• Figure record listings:
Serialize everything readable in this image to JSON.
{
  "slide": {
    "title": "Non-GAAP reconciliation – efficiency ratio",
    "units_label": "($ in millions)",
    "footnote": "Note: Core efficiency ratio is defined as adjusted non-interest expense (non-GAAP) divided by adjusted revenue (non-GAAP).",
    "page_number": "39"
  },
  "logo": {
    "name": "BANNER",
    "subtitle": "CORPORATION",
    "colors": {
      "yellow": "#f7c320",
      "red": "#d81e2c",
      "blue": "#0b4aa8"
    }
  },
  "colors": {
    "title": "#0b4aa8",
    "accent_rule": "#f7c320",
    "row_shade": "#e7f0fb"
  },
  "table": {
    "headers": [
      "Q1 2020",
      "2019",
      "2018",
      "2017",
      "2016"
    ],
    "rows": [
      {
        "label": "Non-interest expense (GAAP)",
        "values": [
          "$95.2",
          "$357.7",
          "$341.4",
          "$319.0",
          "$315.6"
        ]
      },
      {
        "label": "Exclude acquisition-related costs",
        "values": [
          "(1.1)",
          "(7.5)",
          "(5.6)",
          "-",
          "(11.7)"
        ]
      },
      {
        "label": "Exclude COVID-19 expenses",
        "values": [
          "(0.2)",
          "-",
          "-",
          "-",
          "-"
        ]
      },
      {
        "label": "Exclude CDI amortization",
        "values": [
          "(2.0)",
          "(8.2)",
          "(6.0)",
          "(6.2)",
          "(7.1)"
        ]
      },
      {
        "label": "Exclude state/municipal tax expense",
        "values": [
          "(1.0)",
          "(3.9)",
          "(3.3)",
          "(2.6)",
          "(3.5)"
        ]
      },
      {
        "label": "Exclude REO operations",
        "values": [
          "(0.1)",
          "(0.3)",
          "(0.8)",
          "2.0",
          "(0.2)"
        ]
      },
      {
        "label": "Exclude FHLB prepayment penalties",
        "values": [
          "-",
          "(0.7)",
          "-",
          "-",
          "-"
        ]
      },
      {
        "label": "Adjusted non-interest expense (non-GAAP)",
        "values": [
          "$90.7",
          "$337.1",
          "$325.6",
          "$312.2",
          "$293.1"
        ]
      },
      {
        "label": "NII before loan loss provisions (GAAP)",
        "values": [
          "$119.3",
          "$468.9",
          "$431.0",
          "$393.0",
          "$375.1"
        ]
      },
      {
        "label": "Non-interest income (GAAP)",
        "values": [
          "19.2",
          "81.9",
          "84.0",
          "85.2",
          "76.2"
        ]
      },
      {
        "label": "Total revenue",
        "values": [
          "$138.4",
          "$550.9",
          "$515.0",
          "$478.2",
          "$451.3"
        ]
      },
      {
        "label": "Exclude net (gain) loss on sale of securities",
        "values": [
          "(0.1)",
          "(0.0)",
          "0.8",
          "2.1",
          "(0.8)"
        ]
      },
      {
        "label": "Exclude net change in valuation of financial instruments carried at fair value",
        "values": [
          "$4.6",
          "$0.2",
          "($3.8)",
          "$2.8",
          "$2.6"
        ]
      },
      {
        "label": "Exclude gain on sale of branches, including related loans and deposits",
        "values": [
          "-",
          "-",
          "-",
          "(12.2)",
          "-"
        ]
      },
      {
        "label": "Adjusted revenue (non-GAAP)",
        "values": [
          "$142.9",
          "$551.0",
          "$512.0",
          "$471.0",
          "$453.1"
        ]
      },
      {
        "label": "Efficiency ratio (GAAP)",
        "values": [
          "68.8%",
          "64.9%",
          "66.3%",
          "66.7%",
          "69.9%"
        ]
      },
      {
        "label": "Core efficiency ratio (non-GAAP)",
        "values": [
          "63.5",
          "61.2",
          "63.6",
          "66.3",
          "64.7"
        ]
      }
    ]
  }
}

• Prompt:
Transcribe the data above in full, exactly.

• The completed task:
Serialize everything readable in this image to JSON.
{
  "slide": {
    "title": "Non-GAAP reconciliation – efficiency ratio",
    "units_label": "($ in millions)",
    "footnote": "Note: Core efficiency ratio is defined as adjusted non-interest expense (non-GAAP) divided by adjusted revenue (non-GAAP).",
    "page_number": "39"
  },
  "logo": {
    "name": "BANNER",
    "subtitle": "CORPORATION",
    "colors": {
      "yellow": "#f7c320",
      "red": "#d81e2c",
      "blue": "#0b4aa8"
    }
  },
  "colors": {
    "title": "#0b4aa8",
    "accent_rule": "#f7c320",
    "row_shade": "#e7f0fb"
  },
  "table": {
    "headers": [
      "Q1 2020",
      "2019",
      "2018",
      "2017",
      "2016"
    ],
    "rows": [
      {
        "label": "Non-interest expense (GAAP)",
        "values": [
          "$95.2",
          "$357.7",
          "$341.4",
          "$319.0",
          "$315.6"
        ]
      },
      {
        "label": "Exclude acquisition-related costs",
        "values": [
          "(1.1)",
          "(7.5)",
          "(5.6)",
          "-",
          "(11.7)"
        ]
      },
      {
        "label": "Exclude COVID-19 expenses",
        "values": [
          "(0.2)",
          "-",
          "-",
          "-",
          "-"
        ]
      },
      {
        "label": "Exclude CDI amortization",
        "values": [
          "(2.0)",
          "(8.2)",
          "(6.0)",
          "(6.2)",
          "(7.1)"
        ]
      },
      {
        "label": "Exclude state/municipal tax expense",
        "values": [
          "(1.0)",
          "(3.9)",
          "(3.3)",
          "(2.6)",
          "(3.5)"
        ]
      },
      {
        "label": "Exclude REO operations",
        "values": [
          "(0.1)",
          "(0.3)",
          "(0.8)",
          "2.0",
          "(0.2)"
        ]
      },
      {
        "label": "Exclude FHLB prepayment penalties",
        "values": [
          "-",
          "(0.7)",
          "-",
          "-",
          "-"
        ]
      },
      {
        "label": "Adjusted non-interest expense (non-GAAP)",
        "values": [
          "$90.7",
          "$337.1",
          "$325.6",
          "$312.2",
          "$293.1"
        ]
      },
      {
        "label": "NII before loan loss provisions (GAAP)",
        "values": [
          "$119.3",
          "$468.9",
          "$431.0",
          "$393.0",
          "$375.1"
        ]
      },
      {
        "label": "Non-interest income (GAAP)",
        "values": [
          "19.2",
          "81.9",
          "84.0",
          "85.2",
          "76.2"
        ]
      },
      {
        "label": "Total revenue",
        "values": [
          "$138.4",
          "$550.9",
          "$515.0",
          "$478.2",
          "$451.3"
        ]
      },
      {
        "label": "Exclude net (gain) loss on sale of securities",
        "values": [
          "(0.1)",
          "(0.0)",
          "0.8",
          "2.1",
          "(0.8)"
        ]
      },
      {
        "label": "Exclude net change in valuation of financial instruments carried at fair value",
        "values": [
          "$4.6",
          "$0.2",
          "($3.8)",
          "$2.8",
          "$2.6"
        ]
      },
      {
        "label": "Exclude gain on sale of branches, including related loans and deposits",
        "values": [
          "-",
          "-",
          "-",
          "(12.2)",
          "-"
        ]
      },
      {
        "label": "Adjusted revenue (non-GAAP)",
        "values": [
          "$142.9",
          "$551.0",
          "$512.0",
          "$471.0",
          "$453.1"
        ]
      },
      {
        "label": "Efficiency ratio (GAAP)",
        "values": [
          "68.8%",
          "64.9%",
          "66.3%",
          "66.7%",
          "69.9%"
        ]
      },
      {
        "label": "Core efficiency ratio (non-GAAP)",
        "values": [
          "63.5",
          "61.2",
          "63.6",
          "66.3",
          "64.7"
        ]
      }
    ]
  }
}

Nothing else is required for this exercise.